* What you will do
Reproduce all of the material exactly as shown.

[START OF Excerpted data]

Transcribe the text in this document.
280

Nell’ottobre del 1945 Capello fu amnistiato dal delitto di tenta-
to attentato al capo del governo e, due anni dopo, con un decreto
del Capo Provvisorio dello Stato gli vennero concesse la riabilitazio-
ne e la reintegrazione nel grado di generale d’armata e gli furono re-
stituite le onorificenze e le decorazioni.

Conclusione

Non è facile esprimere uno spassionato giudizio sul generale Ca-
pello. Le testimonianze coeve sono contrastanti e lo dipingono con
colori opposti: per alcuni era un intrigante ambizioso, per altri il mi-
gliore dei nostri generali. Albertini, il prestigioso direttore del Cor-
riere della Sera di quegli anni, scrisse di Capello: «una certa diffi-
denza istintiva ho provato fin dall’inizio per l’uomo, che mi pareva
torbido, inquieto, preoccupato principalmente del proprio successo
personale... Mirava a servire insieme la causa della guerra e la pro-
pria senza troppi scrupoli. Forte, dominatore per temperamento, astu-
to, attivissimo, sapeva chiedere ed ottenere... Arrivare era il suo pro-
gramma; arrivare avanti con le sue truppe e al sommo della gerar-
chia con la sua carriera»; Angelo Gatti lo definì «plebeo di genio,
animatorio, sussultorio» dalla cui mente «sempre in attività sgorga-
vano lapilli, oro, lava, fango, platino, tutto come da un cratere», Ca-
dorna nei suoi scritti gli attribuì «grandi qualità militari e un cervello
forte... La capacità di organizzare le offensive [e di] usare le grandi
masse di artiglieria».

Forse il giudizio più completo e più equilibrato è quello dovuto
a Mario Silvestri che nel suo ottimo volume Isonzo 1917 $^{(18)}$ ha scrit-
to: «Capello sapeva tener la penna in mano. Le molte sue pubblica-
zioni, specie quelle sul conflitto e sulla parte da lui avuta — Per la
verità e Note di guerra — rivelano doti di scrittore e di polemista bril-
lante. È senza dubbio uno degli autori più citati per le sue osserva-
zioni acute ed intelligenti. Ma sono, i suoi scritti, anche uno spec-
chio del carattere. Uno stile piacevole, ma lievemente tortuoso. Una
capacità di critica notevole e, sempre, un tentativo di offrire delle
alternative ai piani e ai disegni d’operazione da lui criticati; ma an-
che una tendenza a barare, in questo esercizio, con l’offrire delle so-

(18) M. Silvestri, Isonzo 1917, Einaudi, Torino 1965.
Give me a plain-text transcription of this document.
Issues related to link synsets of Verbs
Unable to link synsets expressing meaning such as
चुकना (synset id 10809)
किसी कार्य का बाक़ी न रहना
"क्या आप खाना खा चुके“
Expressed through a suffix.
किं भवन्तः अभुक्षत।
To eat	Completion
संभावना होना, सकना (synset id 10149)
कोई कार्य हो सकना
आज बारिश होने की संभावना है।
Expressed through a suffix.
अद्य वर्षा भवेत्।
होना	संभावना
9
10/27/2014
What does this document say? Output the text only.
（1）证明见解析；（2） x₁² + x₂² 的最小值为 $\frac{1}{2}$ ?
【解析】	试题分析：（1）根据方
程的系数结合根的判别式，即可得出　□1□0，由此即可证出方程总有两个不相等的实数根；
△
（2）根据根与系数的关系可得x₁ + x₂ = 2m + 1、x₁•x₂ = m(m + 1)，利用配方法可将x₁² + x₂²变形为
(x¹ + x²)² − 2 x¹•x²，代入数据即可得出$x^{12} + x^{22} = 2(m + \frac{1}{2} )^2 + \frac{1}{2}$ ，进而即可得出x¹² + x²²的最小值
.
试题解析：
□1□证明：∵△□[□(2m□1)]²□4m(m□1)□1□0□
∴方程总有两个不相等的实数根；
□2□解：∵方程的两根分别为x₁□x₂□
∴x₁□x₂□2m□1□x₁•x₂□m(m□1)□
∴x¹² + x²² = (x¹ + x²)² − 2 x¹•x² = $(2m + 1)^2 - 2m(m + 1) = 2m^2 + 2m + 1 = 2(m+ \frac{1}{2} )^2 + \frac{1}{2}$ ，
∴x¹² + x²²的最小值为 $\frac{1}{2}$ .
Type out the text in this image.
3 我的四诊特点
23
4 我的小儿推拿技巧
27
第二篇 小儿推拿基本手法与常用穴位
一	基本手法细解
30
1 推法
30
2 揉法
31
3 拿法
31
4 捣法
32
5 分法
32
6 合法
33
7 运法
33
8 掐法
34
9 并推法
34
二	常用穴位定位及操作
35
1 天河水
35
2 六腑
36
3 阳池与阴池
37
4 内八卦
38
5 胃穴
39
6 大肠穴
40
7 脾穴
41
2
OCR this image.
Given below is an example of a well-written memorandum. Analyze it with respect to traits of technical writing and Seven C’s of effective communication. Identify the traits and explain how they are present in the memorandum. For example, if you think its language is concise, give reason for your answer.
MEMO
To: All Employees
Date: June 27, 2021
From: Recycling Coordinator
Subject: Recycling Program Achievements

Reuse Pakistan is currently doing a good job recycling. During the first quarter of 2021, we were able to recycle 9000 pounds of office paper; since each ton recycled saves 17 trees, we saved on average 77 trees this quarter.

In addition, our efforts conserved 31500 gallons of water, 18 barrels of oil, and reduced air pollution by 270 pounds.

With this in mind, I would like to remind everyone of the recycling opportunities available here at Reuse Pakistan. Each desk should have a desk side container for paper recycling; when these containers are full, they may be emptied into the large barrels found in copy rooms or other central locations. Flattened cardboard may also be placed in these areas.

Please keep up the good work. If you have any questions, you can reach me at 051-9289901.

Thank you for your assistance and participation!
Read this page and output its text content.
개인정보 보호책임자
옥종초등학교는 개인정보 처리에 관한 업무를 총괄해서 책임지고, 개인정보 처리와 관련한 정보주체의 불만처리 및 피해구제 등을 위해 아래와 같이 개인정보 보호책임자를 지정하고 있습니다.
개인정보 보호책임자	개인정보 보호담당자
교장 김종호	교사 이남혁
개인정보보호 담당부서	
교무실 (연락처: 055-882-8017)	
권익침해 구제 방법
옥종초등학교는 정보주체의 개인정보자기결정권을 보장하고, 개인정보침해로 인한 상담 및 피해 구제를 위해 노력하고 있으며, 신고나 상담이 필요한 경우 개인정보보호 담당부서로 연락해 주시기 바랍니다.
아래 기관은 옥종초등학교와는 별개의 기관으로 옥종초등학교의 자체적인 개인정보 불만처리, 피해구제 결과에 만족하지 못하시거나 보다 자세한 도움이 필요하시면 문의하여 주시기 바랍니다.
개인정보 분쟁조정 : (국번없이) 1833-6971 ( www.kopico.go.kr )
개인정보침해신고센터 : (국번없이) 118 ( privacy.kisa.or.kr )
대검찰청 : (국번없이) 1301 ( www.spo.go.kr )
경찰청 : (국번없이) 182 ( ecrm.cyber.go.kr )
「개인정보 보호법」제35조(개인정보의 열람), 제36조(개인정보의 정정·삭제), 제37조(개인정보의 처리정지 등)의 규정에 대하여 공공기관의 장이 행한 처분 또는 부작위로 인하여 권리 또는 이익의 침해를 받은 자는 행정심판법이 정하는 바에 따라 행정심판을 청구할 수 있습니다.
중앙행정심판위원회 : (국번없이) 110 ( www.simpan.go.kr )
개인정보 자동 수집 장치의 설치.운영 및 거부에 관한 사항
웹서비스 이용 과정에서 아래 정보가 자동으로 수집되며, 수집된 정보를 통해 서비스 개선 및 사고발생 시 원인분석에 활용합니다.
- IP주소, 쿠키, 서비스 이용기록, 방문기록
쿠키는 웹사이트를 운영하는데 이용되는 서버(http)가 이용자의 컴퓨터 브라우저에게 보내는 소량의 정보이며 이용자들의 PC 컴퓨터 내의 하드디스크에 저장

[END OF Excerpted data]

* Exercise response
Transcribe the text in this document.
280

Nell’ottobre del 1945 Capello fu amnistiato dal delitto di tenta-
to attentato al capo del governo e, due anni dopo, con un decreto
del Capo Provvisorio dello Stato gli vennero concesse la riabilitazio-
ne e la reintegrazione nel grado di generale d’armata e gli furono re-
stituite le onorificenze e le decorazioni.

Conclusione

Non è facile esprimere uno spassionato giudizio sul generale Ca-
pello. Le testimonianze coeve sono contrastanti e lo dipingono con
colori opposti: per alcuni era un intrigante ambizioso, per altri il mi-
gliore dei nostri generali. Albertini, il prestigioso direttore del Cor-
riere della Sera di quegli anni, scrisse di Capello: «una certa diffi-
denza istintiva ho provato fin dall’inizio per l’uomo, che mi pareva
torbido, inquieto, preoccupato principalmente del proprio successo
personale... Mirava a servire insieme la causa della guerra e la pro-
pria senza troppi scrupoli. Forte, dominatore per temperamento, astu-
to, attivissimo, sapeva chiedere ed ottenere... Arrivare era il suo pro-
gramma; arrivare avanti con le sue truppe e al sommo della gerar-
chia con la sua carriera»; Angelo Gatti lo definì «plebeo di genio,
animatorio, sussultorio» dalla cui mente «sempre in attività sgorga-
vano lapilli, oro, lava, fango, platino, tutto come da un cratere», Ca-
dorna nei suoi scritti gli attribuì «grandi qualità militari e un cervello
forte... La capacità di organizzare le offensive [e di] usare le grandi
masse di artiglieria».

Forse il giudizio più completo e più equilibrato è quello dovuto
a Mario Silvestri che nel suo ottimo volume Isonzo 1917 $^{(18)}$ ha scrit-
to: «Capello sapeva tener la penna in mano. Le molte sue pubblica-
zioni, specie quelle sul conflitto e sulla parte da lui avuta — Per la
verità e Note di guerra — rivelano doti di scrittore e di polemista bril-
lante. È senza dubbio uno degli autori più citati per le sue osserva-
zioni acute ed intelligenti. Ma sono, i suoi scritti, anche uno spec-
chio del carattere. Uno stile piacevole, ma lievemente tortuoso. Una
capacità di critica notevole e, sempre, un tentativo di offrire delle
alternative ai piani e ai disegni d’operazione da lui criticati; ma an-
che una tendenza a barare, in questo esercizio, con l’offrire delle so-

(18) M. Silvestri, Isonzo 1917, Einaudi, Torino 1965.
Give me a plain-text transcription of this document.
Issues related to link synsets of Verbs
Unable to link synsets expressing meaning such as
चुकना (synset id 10809)
किसी कार्य का बाक़ी न रहना
"क्या आप खाना खा चुके“
Expressed through a suffix.
किं भवन्तः अभुक्षत।
To eat	Completion
संभावना होना, सकना (synset id 10149)
कोई कार्य हो सकना
आज बारिश होने की संभावना है।
Expressed through a suffix.
अद्य वर्षा भवेत्।
होना	संभावना
9
10/27/2014
What does this document say? Output the text only.
（1）证明见解析；（2） x₁² + x₂² 的最小值为 $\frac{1}{2}$ ?
【解析】	试题分析：（1）根据方
程的系数结合根的判别式，即可得出　□1□0，由此即可证出方程总有两个不相等的实数根；
△
（2）根据根与系数的关系可得x₁ + x₂ = 2m + 1、x₁•x₂ = m(m + 1)，利用配方法可将x₁² + x₂²变形为
(x¹ + x²)² − 2 x¹•x²，代入数据即可得出$x^{12} + x^{22} = 2(m + \frac{1}{2} )^2 + \frac{1}{2}$ ，进而即可得出x¹² + x²²的最小值
.
试题解析：
□1□证明：∵△□[□(2m□1)]²□4m(m□1)□1□0□
∴方程总有两个不相等的实数根；
□2□解：∵方程的两根分别为x₁□x₂□
∴x₁□x₂□2m□1□x₁•x₂□m(m□1)□
∴x¹² + x²² = (x¹ + x²)² − 2 x¹•x² = $(2m + 1)^2 - 2m(m + 1) = 2m^2 + 2m + 1 = 2(m+ \frac{1}{2} )^2 + \frac{1}{2}$ ，
∴x¹² + x²²的最小值为 $\frac{1}{2}$ .
Type out the text in this image.
3 我的四诊特点
23
4 我的小儿推拿技巧
27
第二篇 小儿推拿基本手法与常用穴位
一	基本手法细解
30
1 推法
30
2 揉法
31
3 拿法
31
4 捣法
32
5 分法
32
6 合法
33
7 运法
33
8 掐法
34
9 并推法
34
二	常用穴位定位及操作
35
1 天河水
35
2 六腑
36
3 阳池与阴池
37
4 内八卦
38
5 胃穴
39
6 大肠穴
40
7 脾穴
41
2
OCR this image.
Given below is an example of a well-written memorandum. Analyze it with respect to traits of technical writing and Seven C’s of effective communication. Identify the traits and explain how they are present in the memorandum. For example, if you think its language is concise, give reason for your answer.
MEMO
To: All Employees
Date: June 27, 2021
From: Recycling Coordinator
Subject: Recycling Program Achievements

Reuse Pakistan is currently doing a good job recycling. During the first quarter of 2021, we were able to recycle 9000 pounds of office paper; since each ton recycled saves 17 trees, we saved on average 77 trees this quarter.

In addition, our efforts conserved 31500 gallons of water, 18 barrels of oil, and reduced air pollution by 270 pounds.

With this in mind, I would like to remind everyone of the recycling opportunities available here at Reuse Pakistan. Each desk should have a desk side container for paper recycling; when these containers are full, they may be emptied into the large barrels found in copy rooms or other central locations. Flattened cardboard may also be placed in these areas.

Please keep up the good work. If you have any questions, you can reach me at 051-9289901.

Thank you for your assistance and participation!
Read this page and output its text content.
개인정보 보호책임자
옥종초등학교는 개인정보 처리에 관한 업무를 총괄해서 책임지고, 개인정보 처리와 관련한 정보주체의 불만처리 및 피해구제 등을 위해 아래와 같이 개인정보 보호책임자를 지정하고 있습니다.
개인정보 보호책임자	개인정보 보호담당자
교장 김종호	교사 이남혁
개인정보보호 담당부서	
교무실 (연락처: 055-882-8017)	
권익침해 구제 방법
옥종초등학교는 정보주체의 개인정보자기결정권을 보장하고, 개인정보침해로 인한 상담 및 피해 구제를 위해 노력하고 있으며, 신고나 상담이 필요한 경우 개인정보보호 담당부서로 연락해 주시기 바랍니다.
아래 기관은 옥종초등학교와는 별개의 기관으로 옥종초등학교의 자체적인 개인정보 불만처리, 피해구제 결과에 만족하지 못하시거나 보다 자세한 도움이 필요하시면 문의하여 주시기 바랍니다.
개인정보 분쟁조정 : (국번없이) 1833-6971 ( www.kopico.go.kr )
개인정보침해신고센터 : (국번없이) 118 ( privacy.kisa.or.kr )
대검찰청 : (국번없이) 1301 ( www.spo.go.kr )
경찰청 : (국번없이) 182 ( ecrm.cyber.go.kr )
「개인정보 보호법」제35조(개인정보의 열람), 제36조(개인정보의 정정·삭제), 제37조(개인정보의 처리정지 등)의 규정에 대하여 공공기관의 장이 행한 처분 또는 부작위로 인하여 권리 또는 이익의 침해를 받은 자는 행정심판법이 정하는 바에 따라 행정심판을 청구할 수 있습니다.
중앙행정심판위원회 : (국번없이) 110 ( www.simpan.go.kr )
개인정보 자동 수집 장치의 설치.운영 및 거부에 관한 사항
웹서비스 이용 과정에서 아래 정보가 자동으로 수집되며, 수집된 정보를 통해 서비스 개선 및 사고발생 시 원인분석에 활용합니다.
- IP주소, 쿠키, 서비스 이용기록, 방문기록
쿠키는 웹사이트를 운영하는데 이용되는 서버(http)가 이용자의 컴퓨터 브라우저에게 보내는 소량의 정보이며 이용자들의 PC 컴퓨터 내의 하드디스크에 저장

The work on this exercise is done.